#### Problem description:
Write out each line exactly as it stands, please.

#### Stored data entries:
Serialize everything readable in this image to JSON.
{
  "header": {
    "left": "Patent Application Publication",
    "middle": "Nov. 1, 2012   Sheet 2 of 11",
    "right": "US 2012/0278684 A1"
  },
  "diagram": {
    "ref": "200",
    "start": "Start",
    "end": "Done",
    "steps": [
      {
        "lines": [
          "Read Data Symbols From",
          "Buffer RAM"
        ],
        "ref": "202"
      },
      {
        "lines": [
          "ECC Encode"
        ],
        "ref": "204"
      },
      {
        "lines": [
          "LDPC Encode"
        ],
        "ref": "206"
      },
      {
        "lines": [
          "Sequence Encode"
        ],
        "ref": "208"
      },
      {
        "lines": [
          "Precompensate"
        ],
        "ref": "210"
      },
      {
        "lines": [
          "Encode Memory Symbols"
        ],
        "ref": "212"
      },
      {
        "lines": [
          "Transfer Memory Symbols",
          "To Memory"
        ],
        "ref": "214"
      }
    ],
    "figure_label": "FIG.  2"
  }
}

#### Response:
Serialize everything readable in this image to JSON.
{
  "header": {
    "left": "Patent Application Publication",
    "middle": "Nov. 1, 2012   Sheet 2 of 11",
    "right": "US 2012/0278684 A1"
  },
  "diagram": {
    "ref": "200",
    "start": "Start",
    "end": "Done",
    "steps": [
      {
        "lines": [
          "Read Data Symbols From",
          "Buffer RAM"
        ],
        "ref": "202"
      },
      {
        "lines": [
          "ECC Encode"
        ],
        "ref": "204"
      },
      {
        "lines": [
          "LDPC Encode"
        ],
        "ref": "206"
      },
      {
        "lines": [
          "Sequence Encode"
        ],
        "ref": "208"
      },
      {
        "lines": [
          "Precompensate"
        ],
        "ref": "210"
      },
      {
        "lines": [
          "Encode Memory Symbols"
        ],
        "ref": "212"
      },
      {
        "lines": [
          "Transfer Memory Symbols",
          "To Memory"
        ],
        "ref": "214"
      }
    ],
    "figure_label": "FIG.  2"
  }
}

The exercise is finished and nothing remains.